## Problem to work on
Extract the full listing below without altering a single character.

## Provided entries
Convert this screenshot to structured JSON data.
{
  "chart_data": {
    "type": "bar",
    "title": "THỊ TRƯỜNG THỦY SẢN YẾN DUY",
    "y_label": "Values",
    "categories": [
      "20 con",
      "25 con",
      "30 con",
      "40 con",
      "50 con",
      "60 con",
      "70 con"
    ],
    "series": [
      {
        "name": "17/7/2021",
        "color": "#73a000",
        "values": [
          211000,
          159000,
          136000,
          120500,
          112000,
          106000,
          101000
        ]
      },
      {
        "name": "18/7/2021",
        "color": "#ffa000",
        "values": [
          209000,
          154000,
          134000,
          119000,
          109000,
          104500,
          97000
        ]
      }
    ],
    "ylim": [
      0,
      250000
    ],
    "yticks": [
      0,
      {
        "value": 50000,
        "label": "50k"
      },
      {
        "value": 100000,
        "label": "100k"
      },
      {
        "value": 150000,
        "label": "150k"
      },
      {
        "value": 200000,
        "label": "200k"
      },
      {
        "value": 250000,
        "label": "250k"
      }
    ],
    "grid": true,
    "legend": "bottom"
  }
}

## Correct answer
Convert this screenshot to structured JSON data.
{
  "chart_data": {
    "type": "bar",
    "title": "THỊ TRƯỜNG THỦY SẢN YẾN DUY",
    "y_label": "Values",
    "categories": [
      "20 con",
      "25 con",
      "30 con",
      "40 con",
      "50 con",
      "60 con",
      "70 con"
    ],
    "series": [
      {
        "name": "17/7/2021",
        "color": "#73a000",
        "values": [
          211000,
          159000,
          136000,
          120500,
          112000,
          106000,
          101000
        ]
      },
      {
        "name": "18/7/2021",
        "color": "#ffa000",
        "values": [
          209000,
          154000,
          134000,
          119000,
          109000,
          104500,
          97000
        ]
      }
    ],
    "ylim": [
      0,
      250000
    ],
    "yticks": [
      0,
      {
        "value": 50000,
        "label": "50k"
      },
      {
        "value": 100000,
        "label": "100k"
      },
      {
        "value": 150000,
        "label": "150k"
      },
      {
        "value": 200000,
        "label": "200k"
      },
      {
        "value": 250000,
        "label": "250k"
      }
    ],
    "grid": true,
    "legend": "bottom"
  }
}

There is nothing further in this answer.